**Zu erledigende Aufgaben**
A. Gib aus dem Programmtext zu „Café Zimmermann“ den Abschnitt wortgetreu aus, der mit den Worten „Basis des Ganzen“ beginnt und nach den Worten „im Jahr 2015.“ endet.
B. Stimmen diese Aussagen mit dem Programmtext zu „Café Zimmermann“ überein? Antworte jeweils mit Ja oder Nein und zitiere die ausschlaggebenden Worte des Programmtexts wörtlich.
(i) Das Programm wurde für das Bachfest Leipzig 2016 konzipiert.
(ii) Die Diplomarbeit, auf der das Programm beruht, entstand im Jahr 2016.
(iii) Reinhard Führer spielt Blockflöte.
C. Wie ginge der Programmtext zu „Café Zimmermann“ nach seinem letzten Satz weiter? Schreibe ihn fort.

**Ausgangstext**
##########

Café Zimmermann

Anne-Suse Enßle, Blockflöte
Reinhard Führer, Cembalo

Dieses Programm wurde für das Bachfest Leipzig 2016 konzipiert und dort sehr erfolgreich zum Klingen gebracht. Wir waren Gäste der Reihe „Ausgezeichnet“, in der sich im Rahmen des Bachfests junge PreisträgerInnen internationaler Musikwettbewerbe präsentieren dürfen.

Basis des Ganzen ist die Beschäftigung mit diesem Repertoire im Rahmen meiner Diplomarbeit an der Universität für Musik und darstellende Kunst Wien im Jahr 2015.

„Café Zimmermann“ vereint bekannte Werke Johann Sebastian Bachs mit unbekannteren Werken von Albinoni, Goldberg, Couperin, Telemann u.a.

##########

Daten zur Vorhersage von Begrenzungsrahmen:
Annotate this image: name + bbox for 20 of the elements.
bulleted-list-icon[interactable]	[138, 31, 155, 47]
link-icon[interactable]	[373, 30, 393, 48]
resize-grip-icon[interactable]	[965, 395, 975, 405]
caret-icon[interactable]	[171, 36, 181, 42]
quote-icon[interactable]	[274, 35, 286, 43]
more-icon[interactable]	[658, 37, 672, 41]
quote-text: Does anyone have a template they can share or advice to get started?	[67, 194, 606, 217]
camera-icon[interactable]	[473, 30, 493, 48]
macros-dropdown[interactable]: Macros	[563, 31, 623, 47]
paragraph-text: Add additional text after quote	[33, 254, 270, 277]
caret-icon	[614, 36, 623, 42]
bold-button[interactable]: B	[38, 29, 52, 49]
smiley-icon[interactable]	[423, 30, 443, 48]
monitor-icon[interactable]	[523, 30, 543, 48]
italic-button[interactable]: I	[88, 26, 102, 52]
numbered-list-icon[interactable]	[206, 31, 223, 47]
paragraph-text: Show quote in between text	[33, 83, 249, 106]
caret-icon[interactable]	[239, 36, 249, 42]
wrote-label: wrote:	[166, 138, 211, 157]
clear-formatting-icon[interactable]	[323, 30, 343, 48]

##########

**Antworten**
A.
Basis des Ganzen ist die Beschäftigung mit diesem Repertoire im Rahmen meiner Diplomarbeit an der Universität für Musik und darstellende Kunst Wien im Jahr 2015.

B.
(i) Ja: „Dieses Programm wurde für das Bachfest Leipzig 2016 konzipiert“
(ii) Nein: „im Rahmen meiner Diplomarbeit an der Universität für Musik und darstellende Kunst Wien im Jahr 2015“
(iii) Nein: „Reinhard Führer, Cembalo“

C.
Hier sind verschiedene Querverbindungen verwoben, die auf den ersten Blick nicht unbedingt zu erkennen sind. So liegt beispielsweise von Albinonis Sonate in a-Moll eine Continuoaussetzung von H.N.Gerber vor, die wohl im Tonsatzunterricht von seinem Lehrer J.S.Bach korrigiert wurde. Auch Goldberg war ein Schüler Bachs. Die große stilistische Nähe seiner Kompositionssprache zu der seines Lehrers führte dazu, dass seine Sonate in C-Dur lange Zeit J.S.Bach zugeordnet wurde. Telemann schließlich war Bach als Patenonkel seines Sohnes Carl Philipp Emanuel verbunden, beschritt aber sowohl stilistisch als auch beruflich ganz andere Wege und kann in diesem Programm als Gegenpol gesehen werden.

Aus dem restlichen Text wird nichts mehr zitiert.